— start of Dataset excerpts —

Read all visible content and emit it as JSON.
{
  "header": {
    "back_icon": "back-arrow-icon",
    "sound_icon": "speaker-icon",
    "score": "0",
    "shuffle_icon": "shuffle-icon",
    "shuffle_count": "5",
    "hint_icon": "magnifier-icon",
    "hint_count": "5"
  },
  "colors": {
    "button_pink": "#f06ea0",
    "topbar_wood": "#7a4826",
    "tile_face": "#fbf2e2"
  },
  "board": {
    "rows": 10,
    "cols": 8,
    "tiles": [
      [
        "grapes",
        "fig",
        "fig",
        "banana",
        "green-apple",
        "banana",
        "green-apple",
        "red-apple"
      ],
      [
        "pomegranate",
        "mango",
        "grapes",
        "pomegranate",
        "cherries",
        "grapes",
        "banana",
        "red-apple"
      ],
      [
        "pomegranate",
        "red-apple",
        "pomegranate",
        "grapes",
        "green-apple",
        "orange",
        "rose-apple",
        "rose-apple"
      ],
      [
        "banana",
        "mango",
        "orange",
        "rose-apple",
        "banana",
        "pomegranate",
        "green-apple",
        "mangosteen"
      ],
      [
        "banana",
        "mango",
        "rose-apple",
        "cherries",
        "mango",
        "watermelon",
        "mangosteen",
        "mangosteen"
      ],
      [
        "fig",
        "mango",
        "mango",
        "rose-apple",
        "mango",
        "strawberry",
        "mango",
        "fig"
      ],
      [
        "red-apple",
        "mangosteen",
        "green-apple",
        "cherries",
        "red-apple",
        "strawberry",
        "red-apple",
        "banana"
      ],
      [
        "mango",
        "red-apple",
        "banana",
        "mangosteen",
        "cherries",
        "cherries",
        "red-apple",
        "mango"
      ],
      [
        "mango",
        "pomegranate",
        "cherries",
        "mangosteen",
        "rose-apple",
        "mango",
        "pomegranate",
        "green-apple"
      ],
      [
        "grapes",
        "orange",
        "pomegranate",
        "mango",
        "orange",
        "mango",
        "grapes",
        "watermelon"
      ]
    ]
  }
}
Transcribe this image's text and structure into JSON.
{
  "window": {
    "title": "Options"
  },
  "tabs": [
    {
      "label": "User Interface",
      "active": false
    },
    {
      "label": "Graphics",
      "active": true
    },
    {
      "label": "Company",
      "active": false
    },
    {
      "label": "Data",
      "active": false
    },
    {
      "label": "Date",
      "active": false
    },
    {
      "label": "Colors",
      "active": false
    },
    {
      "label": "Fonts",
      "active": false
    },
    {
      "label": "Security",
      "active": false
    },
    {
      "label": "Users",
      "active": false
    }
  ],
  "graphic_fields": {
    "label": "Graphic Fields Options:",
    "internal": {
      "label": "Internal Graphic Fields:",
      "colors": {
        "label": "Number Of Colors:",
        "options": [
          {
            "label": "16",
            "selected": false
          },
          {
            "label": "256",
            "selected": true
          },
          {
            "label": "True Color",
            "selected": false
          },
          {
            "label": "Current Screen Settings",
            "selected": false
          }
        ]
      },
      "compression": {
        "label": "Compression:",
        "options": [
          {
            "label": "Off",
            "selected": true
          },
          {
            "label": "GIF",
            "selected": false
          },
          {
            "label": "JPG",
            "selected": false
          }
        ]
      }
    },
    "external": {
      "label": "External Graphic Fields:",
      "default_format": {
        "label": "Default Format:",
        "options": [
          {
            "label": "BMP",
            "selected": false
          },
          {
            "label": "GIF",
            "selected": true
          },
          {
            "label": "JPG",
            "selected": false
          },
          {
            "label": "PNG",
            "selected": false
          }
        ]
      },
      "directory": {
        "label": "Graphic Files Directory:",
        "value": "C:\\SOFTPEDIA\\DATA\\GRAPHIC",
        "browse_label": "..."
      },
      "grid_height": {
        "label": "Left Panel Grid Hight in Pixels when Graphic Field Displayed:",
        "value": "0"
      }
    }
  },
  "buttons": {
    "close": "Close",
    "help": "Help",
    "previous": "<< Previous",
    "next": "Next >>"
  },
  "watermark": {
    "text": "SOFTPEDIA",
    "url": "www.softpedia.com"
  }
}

— end of Dataset excerpts —

Work instructions:
Reproduce the material in full, with no word added or dropped.

Exercise output:
Read all visible content and emit it as JSON.
{
  "header": {
    "back_icon": "back-arrow-icon",
    "sound_icon": "speaker-icon",
    "score": "0",
    "shuffle_icon": "shuffle-icon",
    "shuffle_count": "5",
    "hint_icon": "magnifier-icon",
    "hint_count": "5"
  },
  "colors": {
    "button_pink": "#f06ea0",
    "topbar_wood": "#7a4826",
    "tile_face": "#fbf2e2"
  },
  "board": {
    "rows": 10,
    "cols": 8,
    "tiles": [
      [
        "grapes",
        "fig",
        "fig",
        "banana",
        "green-apple",
        "banana",
        "green-apple",
        "red-apple"
      ],
      [
        "pomegranate",
        "mango",
        "grapes",
        "pomegranate",
        "cherries",
        "grapes",
        "banana",
        "red-apple"
      ],
      [
        "pomegranate",
        "red-apple",
        "pomegranate",
        "grapes",
        "green-apple",
        "orange",
        "rose-apple",
        "rose-apple"
      ],
      [
        "banana",
        "mango",
        "orange",
        "rose-apple",
        "banana",
        "pomegranate",
        "green-apple",
        "mangosteen"
      ],
      [
        "banana",
        "mango",
        "rose-apple",
        "cherries",
        "mango",
        "watermelon",
        "mangosteen",
        "mangosteen"
      ],
      [
        "fig",
        "mango",
        "mango",
        "rose-apple",
        "mango",
        "strawberry",
        "mango",
        "fig"
      ],
      [
        "red-apple",
        "mangosteen",
        "green-apple",
        "cherries",
        "red-apple",
        "strawberry",
        "red-apple",
        "banana"
      ],
      [
        "mango",
        "red-apple",
        "banana",
        "mangosteen",
        "cherries",
        "cherries",
        "red-apple",
        "mango"
      ],
      [
        "mango",
        "pomegranate",
        "cherries",
        "mangosteen",
        "rose-apple",
        "mango",
        "pomegranate",
        "green-apple"
      ],
      [
        "grapes",
        "orange",
        "pomegranate",
        "mango",
        "orange",
        "mango",
        "grapes",
        "watermelon"
      ]
    ]
  }
}
Transcribe this image's text and structure into JSON.
{
  "window": {
    "title": "Options"
  },
  "tabs": [
    {
      "label": "User Interface",
      "active": false
    },
    {
      "label": "Graphics",
      "active": true
    },
    {
      "label": "Company",
      "active": false
    },
    {
      "label": "Data",
      "active": false
    },
    {
      "label": "Date",
      "active": false
    },
    {
      "label": "Colors",
      "active": false
    },
    {
      "label": "Fonts",
      "active": false
    },
    {
      "label": "Security",
      "active": false
    },
    {
      "label": "Users",
      "active": false
    }
  ],
  "graphic_fields": {
    "label": "Graphic Fields Options:",
    "internal": {
      "label": "Internal Graphic Fields:",
      "colors": {
        "label": "Number Of Colors:",
        "options": [
          {
            "label": "16",
            "selected": false
          },
          {
            "label": "256",
            "selected": true
          },
          {
            "label": "True Color",
            "selected": false
          },
          {
            "label": "Current Screen Settings",
            "selected": false
          }
        ]
      },
      "compression": {
        "label": "Compression:",
        "options": [
          {
            "label": "Off",
            "selected": true
          },
          {
            "label": "GIF",
            "selected": false
          },
          {
            "label": "JPG",
            "selected": false
          }
        ]
      }
    },
    "external": {
      "label": "External Graphic Fields:",
      "default_format": {
        "label": "Default Format:",
        "options": [
          {
            "label": "BMP",
            "selected": false
          },
          {
            "label": "GIF",
            "selected": true
          },
          {
            "label": "JPG",
            "selected": false
          },
          {
            "label": "PNG",
            "selected": false
          }
        ]
      },
      "directory": {
        "label": "Graphic Files Directory:",
        "value": "C:\\SOFTPEDIA\\DATA\\GRAPHIC",
        "browse_label": "..."
      },
      "grid_height": {
        "label": "Left Panel Grid Hight in Pixels when Graphic Field Displayed:",
        "value": "0"
      }
    }
  },
  "buttons": {
    "close": "Close",
    "help": "Help",
    "previous": "<< Previous",
    "next": "Next >>"
  },
  "watermark": {
    "text": "SOFTPEDIA",
    "url": "www.softpedia.com"
  }
}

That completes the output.